##### Article
Triple natural gas flare burning at night by Kirsten Strickland via iStock

July Nymex natural gas (NGN25) on Wednesday closed down by -0.131 (-3.70%).

July nat-gas prices on Wednesday extended this week's slide and fell to a 2-week low.  Prices are lower on forecasts for cooling US temperatures and the outlook for US nat-gas supplies to remain plentiful.  The Commodity Weather Group said Wednesday that the outlook is for a cool-down in the eastern half of the US for the later period of June 20-July 4 behind a cold front, which should curb nat-gas demand from electricity providers to run air conditioning.

Another bearish factor is the consensus is for Thursday's weekly EIA nat-gas inventories to climb by 88 bcf for the week ended June 20, above the five-year average of +79 bcf for his time of year.
##########
##### Dataset content
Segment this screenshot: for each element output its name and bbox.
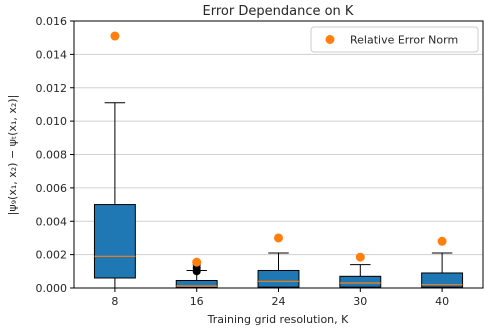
##########
Can you output the natural gas article word for word, from "July nat-gas prices" up to and including "time of year."?

■ Exercise output ■
July nat-gas prices on Wednesday extended this week's slide and fell to a 2-week low.  Prices are lower on forecasts for cooling US temperatures and the outlook for US nat-gas supplies to remain plentiful.  The Commodity Weather Group said Wednesday that the outlook is for a cool-down in the eastern half of the US for the later period of June 20-July 4 behind a cold front, which should curb nat-gas demand from electricity providers to run air conditioning.

Another bearish factor is the consensus is for Thursday's weekly EIA nat-gas inventories to climb by 88 bcf for the week ended June 20, above the five-year average of +79 bcf for his time of year.